**TASK DESCRIPTION**
Continue the Memproof TypeScript SDK documentation below, picking up after its final sentence.

**TEXT PASSAGE**
The @kyberon/memproof TypeScript SDK is a native library that implements the full Memproof control pipeline locally. It is not an HTTP client — it runs the same risk scoring, policy evaluation, and Trailproof audit trail logic as the Python SDK, directly in your Node.js process.
Installation
npm install @kyberon/memproof
Quick Start
import { Memproof } from "@kyberon/memproof";
const mp = new Memproof({ policy: "./memproof.yaml" });
const result = await mp.remember(
"User prefers dark mode",
{ tenantId: "acme", projectId: "chatbot", agentId: "a1" },
{
actorType: "agent",
actorId: "a1",
source: "langgraph",
timestamp: new Date(),
},
);
console.log(result.status); // "committed" or "pending_approval"
console.log(result.operationId); // "op-abc123..."
API Methods
The Memproof class exposes these methods:
| Method | Description |
|---|
remember(content, scope, context) | Create a new memory through the control path |
get(memoryId) | Retrieve a memory by ID |
update(memoryId, context, options) | Update a memory through the control path |
forget(memoryId, context) | Delete a memory through the control path |
search(query, scope, context) | Search memories through the control path |
approve(operationId, actorId) | Approve a pending operation |
deny(operationId, actorId) | Deny a pending operation |
getOperationStatus(operationId) | Check operation lifecycle status |
verifyAuditTrail() | Verify hash chain integrity of the audit trail |
queryAuditTrail(options) | Query audit trail events with filters |
Every mutation method accepts an optional idempotencyKey parameter. If omitted, one is generated automatically.
Core Types
The SDK exports const enum objects and TypeScript types:
Enums
import {
ActorType,
DecisionAction,
RiskLevel,
OperationStatus,
OperationType,
} from "@kyberon/memproof";
// Usage
const level = RiskLevel.HIGH; // "high"
const action = DecisionAction.DENY; // "deny"
Key Interfaces
import type {
MemoryScope,
OperationContext,
MemoryRecord,
RiskAssessment,
PolicyDecision,
MemoryOperationResponse,
} from "@kyberon/memproof";
Properties use camelCase in TypeScript (e.g. tenantId, actorType, operationId). The SDK also accepts snake_case input for convenience when passing plain objects.

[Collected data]
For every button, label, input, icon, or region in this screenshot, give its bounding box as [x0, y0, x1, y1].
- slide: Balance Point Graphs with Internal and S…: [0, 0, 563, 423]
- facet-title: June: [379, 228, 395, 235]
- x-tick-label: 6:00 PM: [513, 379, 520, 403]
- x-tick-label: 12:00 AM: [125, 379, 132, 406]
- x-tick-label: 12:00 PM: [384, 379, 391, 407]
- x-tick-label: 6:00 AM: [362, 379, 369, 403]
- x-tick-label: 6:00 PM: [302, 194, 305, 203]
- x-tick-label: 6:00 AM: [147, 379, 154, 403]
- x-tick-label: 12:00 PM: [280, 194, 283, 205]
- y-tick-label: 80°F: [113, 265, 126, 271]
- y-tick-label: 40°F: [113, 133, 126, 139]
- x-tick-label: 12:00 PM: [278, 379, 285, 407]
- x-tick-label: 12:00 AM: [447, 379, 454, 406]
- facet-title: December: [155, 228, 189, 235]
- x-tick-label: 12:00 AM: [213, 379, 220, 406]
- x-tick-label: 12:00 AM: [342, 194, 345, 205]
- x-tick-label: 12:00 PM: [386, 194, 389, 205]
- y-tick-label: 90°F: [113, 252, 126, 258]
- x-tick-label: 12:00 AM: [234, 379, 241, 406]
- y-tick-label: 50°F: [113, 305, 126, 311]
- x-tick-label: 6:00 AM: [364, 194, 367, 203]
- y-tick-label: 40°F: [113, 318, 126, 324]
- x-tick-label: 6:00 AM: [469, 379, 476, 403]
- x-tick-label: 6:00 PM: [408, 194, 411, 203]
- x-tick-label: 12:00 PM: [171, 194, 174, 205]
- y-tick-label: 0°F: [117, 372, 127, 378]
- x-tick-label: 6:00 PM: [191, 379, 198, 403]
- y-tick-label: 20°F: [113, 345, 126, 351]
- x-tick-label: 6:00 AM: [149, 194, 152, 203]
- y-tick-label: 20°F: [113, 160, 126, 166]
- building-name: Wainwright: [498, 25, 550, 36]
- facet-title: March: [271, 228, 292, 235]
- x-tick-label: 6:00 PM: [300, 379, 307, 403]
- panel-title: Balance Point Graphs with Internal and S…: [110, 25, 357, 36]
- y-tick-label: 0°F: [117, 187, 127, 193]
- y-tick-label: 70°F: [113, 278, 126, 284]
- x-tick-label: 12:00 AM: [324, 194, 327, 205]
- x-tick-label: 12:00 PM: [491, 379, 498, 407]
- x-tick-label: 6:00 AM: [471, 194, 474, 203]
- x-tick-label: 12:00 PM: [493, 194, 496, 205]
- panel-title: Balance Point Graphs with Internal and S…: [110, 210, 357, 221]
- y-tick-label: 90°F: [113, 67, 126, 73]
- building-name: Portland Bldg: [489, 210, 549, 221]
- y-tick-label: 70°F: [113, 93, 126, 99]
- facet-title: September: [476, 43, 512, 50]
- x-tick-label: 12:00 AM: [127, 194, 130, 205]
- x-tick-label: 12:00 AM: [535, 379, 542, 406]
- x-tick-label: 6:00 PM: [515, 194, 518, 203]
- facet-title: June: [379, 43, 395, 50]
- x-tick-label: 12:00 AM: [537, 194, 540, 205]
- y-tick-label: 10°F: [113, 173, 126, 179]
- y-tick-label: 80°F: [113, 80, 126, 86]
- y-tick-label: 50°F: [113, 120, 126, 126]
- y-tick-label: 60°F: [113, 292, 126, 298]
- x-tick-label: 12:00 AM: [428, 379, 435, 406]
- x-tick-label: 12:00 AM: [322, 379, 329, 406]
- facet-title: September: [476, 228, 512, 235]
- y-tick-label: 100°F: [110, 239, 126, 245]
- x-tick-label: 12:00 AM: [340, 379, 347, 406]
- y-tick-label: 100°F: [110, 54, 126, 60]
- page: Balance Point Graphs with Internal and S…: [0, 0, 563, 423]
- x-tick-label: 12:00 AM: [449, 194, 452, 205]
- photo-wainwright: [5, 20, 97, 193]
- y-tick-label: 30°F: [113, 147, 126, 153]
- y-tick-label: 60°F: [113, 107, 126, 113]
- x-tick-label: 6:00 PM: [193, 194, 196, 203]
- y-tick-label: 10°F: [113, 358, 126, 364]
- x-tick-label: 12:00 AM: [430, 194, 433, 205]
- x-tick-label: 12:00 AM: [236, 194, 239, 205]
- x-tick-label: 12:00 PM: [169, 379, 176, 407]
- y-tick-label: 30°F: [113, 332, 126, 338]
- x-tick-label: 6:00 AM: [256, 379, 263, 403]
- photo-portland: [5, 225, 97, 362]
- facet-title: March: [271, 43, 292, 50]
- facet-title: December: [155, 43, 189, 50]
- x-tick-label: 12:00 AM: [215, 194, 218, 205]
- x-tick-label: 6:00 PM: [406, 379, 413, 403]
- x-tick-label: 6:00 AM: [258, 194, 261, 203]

**RESPONSE AREA**
Error Handling
Failed operations throw typed error classes:
import {
Memproof,
PolicyDeniedError,
QuarantinedError,
NotFoundError,
ConflictError,
} from "@kyberon/memproof";
try {
await mp.get("nonexistent-id");
} catch (err) {
if (err instanceof NotFoundError) {
console.log(err.code); // "NOT_FOUND"
console.log(err.message); // "Memory nonexistent-id not found"
}
}
Approval Workflow
// 1. Create a memory (may require approval depending on policy)
const result = await mp.remember("Sensitive data", scope, context);
if (result.status === "pending_approval") {
// 2. Approve or deny via the operation ID
const approved = await mp.approve(result.operationId, "reviewer-1");
console.log(approved.status); // "committed"
}
Custom Adapters
You can implement custom memory adapters by implementing the MemoryAdapter interface:
import type { MemoryAdapter, MemoryRecord, MemorySearchHit } from "@kyberon/memproof";
class MyCustomAdapter implements MemoryAdapter {
get providerName() { return "my_backend"; }
async createMemory(memory: MemoryRecord): Promise<MemoryRecord> {
// Your storage logic here
}
async updateMemory(memoryId: string, patch: Record<string, unknown>): Promise<MemoryRecord> {
// ...
}
async deleteMemory(memoryId: string): Promise<boolean> {
// ...
}
async getMemory(memoryId: string): Promise<MemoryRecord | undefined> {
// ...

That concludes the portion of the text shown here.